Figure data in JSON
begin

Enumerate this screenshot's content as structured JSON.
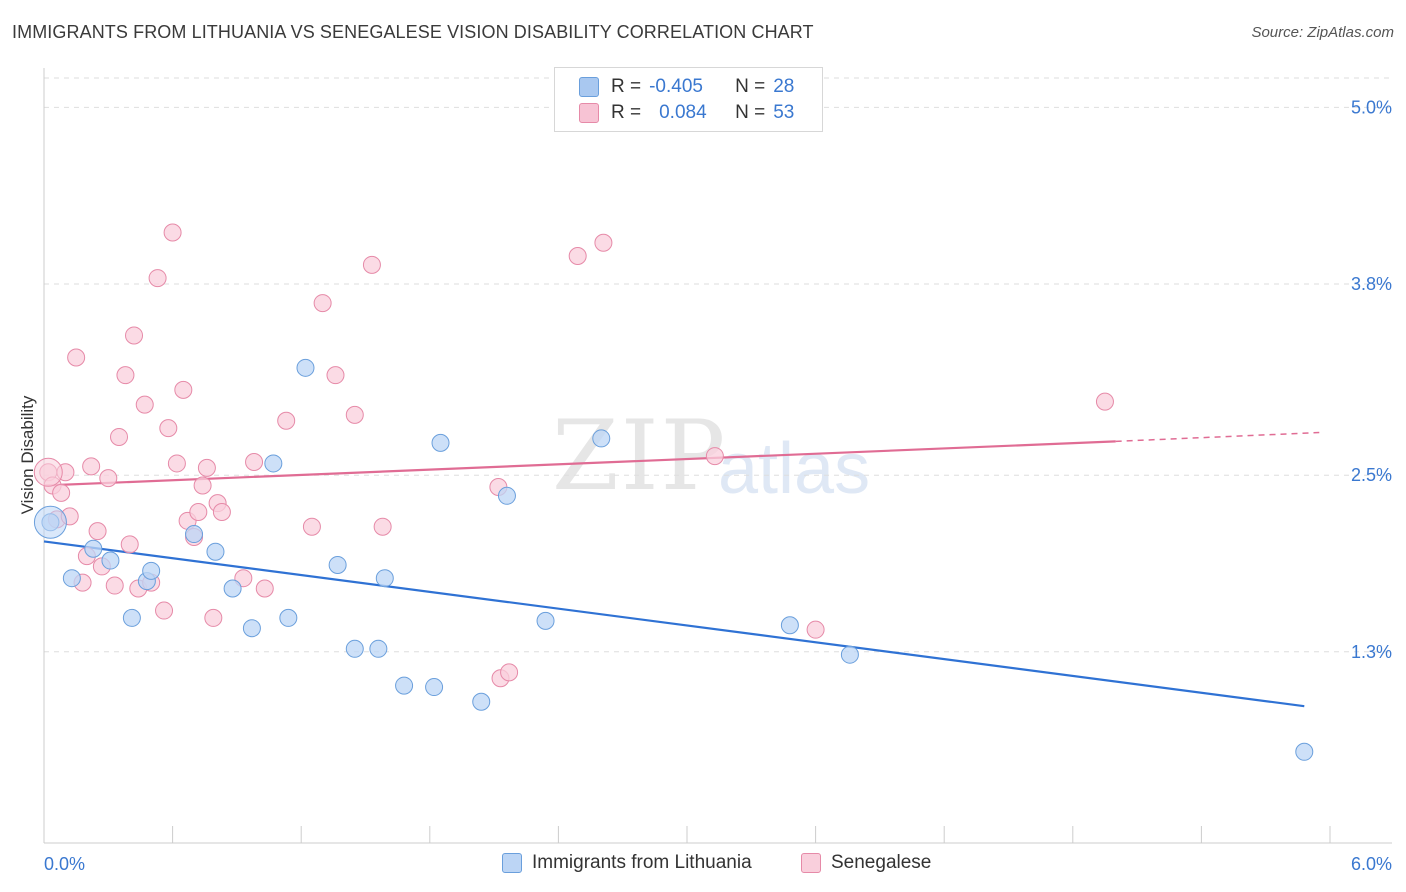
{
  "title": "IMMIGRANTS FROM LITHUANIA VS SENEGALESE VISION DISABILITY CORRELATION CHART",
  "source": "Source: ZipAtlas.com",
  "watermark": {
    "zip": "ZIP",
    "atlas": "atlas"
  },
  "legend_top": {
    "rows": [
      {
        "r_label": "R =",
        "r_value": "-0.405",
        "n_label": "N =",
        "n_value": "28",
        "color": "#a9c8f0",
        "border": "#6a9fdc"
      },
      {
        "r_label": "R =",
        "r_value": "0.084",
        "n_label": "N =",
        "n_value": "53",
        "color": "#f7c3d4",
        "border": "#e68aa8"
      }
    ]
  },
  "legend_bottom": {
    "items": [
      {
        "label": "Immigrants from Lithuania",
        "color": "#bcd5f5",
        "border": "#6a9fdc"
      },
      {
        "label": "Senegalese",
        "color": "#f9cfdc",
        "border": "#e68aa8"
      }
    ]
  },
  "chart_data": {
    "type": "scatter",
    "title": "IMMIGRANTS FROM LITHUANIA VS SENEGALESE VISION DISABILITY CORRELATION CHART",
    "xlabel": "",
    "ylabel": "Vision Disability",
    "xlim": [
      0,
      6.0
    ],
    "ylim": [
      0,
      5.2
    ],
    "x_tick_labels": [
      "0.0%",
      "6.0%"
    ],
    "y_ticks": [
      1.3,
      2.5,
      3.8,
      5.0
    ],
    "y_tick_labels": [
      "1.3%",
      "2.5%",
      "3.8%",
      "5.0%"
    ],
    "grid": true,
    "series": [
      {
        "name": "Immigrants from Lithuania",
        "color": "#bcd5f5",
        "stroke": "#6a9fdc",
        "trend": {
          "x": [
            0.0,
            5.88
          ],
          "y": [
            2.05,
            0.93
          ]
        },
        "points": [
          [
            0.03,
            2.18
          ],
          [
            0.13,
            1.8
          ],
          [
            0.23,
            2.0
          ],
          [
            0.31,
            1.92
          ],
          [
            0.41,
            1.53
          ],
          [
            0.48,
            1.78
          ],
          [
            0.5,
            1.85
          ],
          [
            0.7,
            2.1
          ],
          [
            0.8,
            1.98
          ],
          [
            0.88,
            1.73
          ],
          [
            0.97,
            1.46
          ],
          [
            1.07,
            2.58
          ],
          [
            1.14,
            1.53
          ],
          [
            1.22,
            3.23
          ],
          [
            1.37,
            1.89
          ],
          [
            1.45,
            1.32
          ],
          [
            1.59,
            1.8
          ],
          [
            1.56,
            1.32
          ],
          [
            1.68,
            1.07
          ],
          [
            1.82,
            1.06
          ],
          [
            1.85,
            2.72
          ],
          [
            2.04,
            0.96
          ],
          [
            2.16,
            2.36
          ],
          [
            2.34,
            1.51
          ],
          [
            2.6,
            2.75
          ],
          [
            3.48,
            1.48
          ],
          [
            3.76,
            1.28
          ],
          [
            5.88,
            0.62
          ]
        ]
      },
      {
        "name": "Senegalese",
        "color": "#f9cfdc",
        "stroke": "#e68aa8",
        "trend": {
          "x": [
            0.0,
            5.0
          ],
          "y": [
            2.43,
            2.73
          ]
        },
        "trend_dashed": {
          "x": [
            5.0,
            5.95
          ],
          "y": [
            2.73,
            2.79
          ]
        },
        "points": [
          [
            0.02,
            2.52
          ],
          [
            0.04,
            2.43
          ],
          [
            0.06,
            2.2
          ],
          [
            0.08,
            2.38
          ],
          [
            0.1,
            2.52
          ],
          [
            0.12,
            2.22
          ],
          [
            0.15,
            3.3
          ],
          [
            0.18,
            1.77
          ],
          [
            0.2,
            1.95
          ],
          [
            0.22,
            2.56
          ],
          [
            0.25,
            2.12
          ],
          [
            0.27,
            1.88
          ],
          [
            0.3,
            2.48
          ],
          [
            0.33,
            1.75
          ],
          [
            0.35,
            2.76
          ],
          [
            0.38,
            3.18
          ],
          [
            0.4,
            2.03
          ],
          [
            0.42,
            3.45
          ],
          [
            0.44,
            1.73
          ],
          [
            0.47,
            2.98
          ],
          [
            0.5,
            1.77
          ],
          [
            0.53,
            3.84
          ],
          [
            0.56,
            1.58
          ],
          [
            0.58,
            2.82
          ],
          [
            0.6,
            4.15
          ],
          [
            0.62,
            2.58
          ],
          [
            0.65,
            3.08
          ],
          [
            0.67,
            2.19
          ],
          [
            0.7,
            2.08
          ],
          [
            0.72,
            2.25
          ],
          [
            0.74,
            2.43
          ],
          [
            0.76,
            2.55
          ],
          [
            0.79,
            1.53
          ],
          [
            0.81,
            2.31
          ],
          [
            0.83,
            2.25
          ],
          [
            0.93,
            1.8
          ],
          [
            0.98,
            2.59
          ],
          [
            1.03,
            1.73
          ],
          [
            1.13,
            2.87
          ],
          [
            1.25,
            2.15
          ],
          [
            1.3,
            3.67
          ],
          [
            1.36,
            3.18
          ],
          [
            1.45,
            2.91
          ],
          [
            1.53,
            3.93
          ],
          [
            1.58,
            2.15
          ],
          [
            2.12,
            2.42
          ],
          [
            2.13,
            1.12
          ],
          [
            2.17,
            1.16
          ],
          [
            2.49,
            3.99
          ],
          [
            2.61,
            4.08
          ],
          [
            3.13,
            2.63
          ],
          [
            3.6,
            1.45
          ],
          [
            4.95,
            3.0
          ]
        ]
      }
    ]
  }
}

end

:: EXERCISE BRIEF ::
Each line of the material must be retyped exactly, except that images are omitted.

:: CORRECT ANSWER ::
Enumerate this screenshot's content as structured JSON.
{
  "title": "IMMIGRANTS FROM LITHUANIA VS SENEGALESE VISION DISABILITY CORRELATION CHART",
  "source": "Source: ZipAtlas.com",
  "watermark": {
    "zip": "ZIP",
    "atlas": "atlas"
  },
  "legend_top": {
    "rows": [
      {
        "r_label": "R =",
        "r_value": "-0.405",
        "n_label": "N =",
        "n_value": "28",
        "color": "#a9c8f0",
        "border": "#6a9fdc"
      },
      {
        "r_label": "R =",
        "r_value": "0.084",
        "n_label": "N =",
        "n_value": "53",
        "color": "#f7c3d4",
        "border": "#e68aa8"
      }
    ]
  },
  "legend_bottom": {
    "items": [
      {
        "label": "Immigrants from Lithuania",
        "color": "#bcd5f5",
        "border": "#6a9fdc"
      },
      {
        "label": "Senegalese",
        "color": "#f9cfdc",
        "border": "#e68aa8"
      }
    ]
  },
  "chart_data": {
    "type": "scatter",
    "title": "IMMIGRANTS FROM LITHUANIA VS SENEGALESE VISION DISABILITY CORRELATION CHART",
    "xlabel": "",
    "ylabel": "Vision Disability",
    "xlim": [
      0,
      6.0
    ],
    "ylim": [
      0,
      5.2
    ],
    "x_tick_labels": [
      "0.0%",
      "6.0%"
    ],
    "y_ticks": [
      1.3,
      2.5,
      3.8,
      5.0
    ],
    "y_tick_labels": [
      "1.3%",
      "2.5%",
      "3.8%",
      "5.0%"
    ],
    "grid": true,
    "series": [
      {
        "name": "Immigrants from Lithuania",
        "color": "#bcd5f5",
        "stroke": "#6a9fdc",
        "trend": {
          "x": [
            0.0,
            5.88
          ],
          "y": [
            2.05,
            0.93
          ]
        },
        "points": [
          [
            0.03,
            2.18
          ],
          [
            0.13,
            1.8
          ],
          [
            0.23,
            2.0
          ],
          [
            0.31,
            1.92
          ],
          [
            0.41,
            1.53
          ],
          [
            0.48,
            1.78
          ],
          [
            0.5,
            1.85
          ],
          [
            0.7,
            2.1
          ],
          [
            0.8,
            1.98
          ],
          [
            0.88,
            1.73
          ],
          [
            0.97,
            1.46
          ],
          [
            1.07,
            2.58
          ],
          [
            1.14,
            1.53
          ],
          [
            1.22,
            3.23
          ],
          [
            1.37,
            1.89
          ],
          [
            1.45,
            1.32
          ],
          [
            1.59,
            1.8
          ],
          [
            1.56,
            1.32
          ],
          [
            1.68,
            1.07
          ],
          [
            1.82,
            1.06
          ],
          [
            1.85,
            2.72
          ],
          [
            2.04,
            0.96
          ],
          [
            2.16,
            2.36
          ],
          [
            2.34,
            1.51
          ],
          [
            2.6,
            2.75
          ],
          [
            3.48,
            1.48
          ],
          [
            3.76,
            1.28
          ],
          [
            5.88,
            0.62
          ]
        ]
      },
      {
        "name": "Senegalese",
        "color": "#f9cfdc",
        "stroke": "#e68aa8",
        "trend": {
          "x": [
            0.0,
            5.0
          ],
          "y": [
            2.43,
            2.73
          ]
        },
        "trend_dashed": {
          "x": [
            5.0,
            5.95
          ],
          "y": [
            2.73,
            2.79
          ]
        },
        "points": [
          [
            0.02,
            2.52
          ],
          [
            0.04,
            2.43
          ],
          [
            0.06,
            2.2
          ],
          [
            0.08,
            2.38
          ],
          [
            0.1,
            2.52
          ],
          [
            0.12,
            2.22
          ],
          [
            0.15,
            3.3
          ],
          [
            0.18,
            1.77
          ],
          [
            0.2,
            1.95
          ],
          [
            0.22,
            2.56
          ],
          [
            0.25,
            2.12
          ],
          [
            0.27,
            1.88
          ],
          [
            0.3,
            2.48
          ],
          [
            0.33,
            1.75
          ],
          [
            0.35,
            2.76
          ],
          [
            0.38,
            3.18
          ],
          [
            0.4,
            2.03
          ],
          [
            0.42,
            3.45
          ],
          [
            0.44,
            1.73
          ],
          [
            0.47,
            2.98
          ],
          [
            0.5,
            1.77
          ],
          [
            0.53,
            3.84
          ],
          [
            0.56,
            1.58
          ],
          [
            0.58,
            2.82
          ],
          [
            0.6,
            4.15
          ],
          [
            0.62,
            2.58
          ],
          [
            0.65,
            3.08
          ],
          [
            0.67,
            2.19
          ],
          [
            0.7,
            2.08
          ],
          [
            0.72,
            2.25
          ],
          [
            0.74,
            2.43
          ],
          [
            0.76,
            2.55
          ],
          [
            0.79,
            1.53
          ],
          [
            0.81,
            2.31
          ],
          [
            0.83,
            2.25
          ],
          [
            0.93,
            1.8
          ],
          [
            0.98,
            2.59
          ],
          [
            1.03,
            1.73
          ],
          [
            1.13,
            2.87
          ],
          [
            1.25,
            2.15
          ],
          [
            1.3,
            3.67
          ],
          [
            1.36,
            3.18
          ],
          [
            1.45,
            2.91
          ],
          [
            1.53,
            3.93
          ],
          [
            1.58,
            2.15
          ],
          [
            2.12,
            2.42
          ],
          [
            2.13,
            1.12
          ],
          [
            2.17,
            1.16
          ],
          [
            2.49,
            3.99
          ],
          [
            2.61,
            4.08
          ],
          [
            3.13,
            2.63
          ],
          [
            3.6,
            1.45
          ],
          [
            4.95,
            3.0
          ]
        ]
      }
    ]
  }
}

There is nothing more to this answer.